THE REQUEST:
Please quote every line word for word.

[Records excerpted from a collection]

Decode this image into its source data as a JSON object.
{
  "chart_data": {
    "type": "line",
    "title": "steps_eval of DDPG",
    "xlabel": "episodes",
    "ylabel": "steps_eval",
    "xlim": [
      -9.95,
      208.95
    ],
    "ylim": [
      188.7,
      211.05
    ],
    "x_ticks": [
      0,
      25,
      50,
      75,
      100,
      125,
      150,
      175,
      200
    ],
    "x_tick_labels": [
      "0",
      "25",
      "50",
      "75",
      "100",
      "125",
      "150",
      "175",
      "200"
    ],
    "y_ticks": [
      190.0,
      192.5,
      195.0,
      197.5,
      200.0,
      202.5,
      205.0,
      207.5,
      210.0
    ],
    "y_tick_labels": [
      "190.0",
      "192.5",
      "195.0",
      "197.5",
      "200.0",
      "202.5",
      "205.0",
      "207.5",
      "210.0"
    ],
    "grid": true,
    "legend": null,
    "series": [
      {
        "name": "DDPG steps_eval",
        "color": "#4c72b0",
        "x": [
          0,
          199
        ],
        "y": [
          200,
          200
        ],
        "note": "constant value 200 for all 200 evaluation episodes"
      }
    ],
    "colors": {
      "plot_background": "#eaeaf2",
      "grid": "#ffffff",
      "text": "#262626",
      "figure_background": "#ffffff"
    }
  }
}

COMPLETED TASK:
Decode this image into its source data as a JSON object.
{
  "chart_data": {
    "type": "line",
    "title": "steps_eval of DDPG",
    "xlabel": "episodes",
    "ylabel": "steps_eval",
    "xlim": [
      -9.95,
      208.95
    ],
    "ylim": [
      188.7,
      211.05
    ],
    "x_ticks": [
      0,
      25,
      50,
      75,
      100,
      125,
      150,
      175,
      200
    ],
    "x_tick_labels": [
      "0",
      "25",
      "50",
      "75",
      "100",
      "125",
      "150",
      "175",
      "200"
    ],
    "y_ticks": [
      190.0,
      192.5,
      195.0,
      197.5,
      200.0,
      202.5,
      205.0,
      207.5,
      210.0
    ],
    "y_tick_labels": [
      "190.0",
      "192.5",
      "195.0",
      "197.5",
      "200.0",
      "202.5",
      "205.0",
      "207.5",
      "210.0"
    ],
    "grid": true,
    "legend": null,
    "series": [
      {
        "name": "DDPG steps_eval",
        "color": "#4c72b0",
        "x": [
          0,
          199
        ],
        "y": [
          200,
          200
        ],
        "note": "constant value 200 for all 200 evaluation episodes"
      }
    ],
    "colors": {
      "plot_background": "#eaeaf2",
      "grid": "#ffffff",
      "text": "#262626",
      "figure_background": "#ffffff"
    }
  }
}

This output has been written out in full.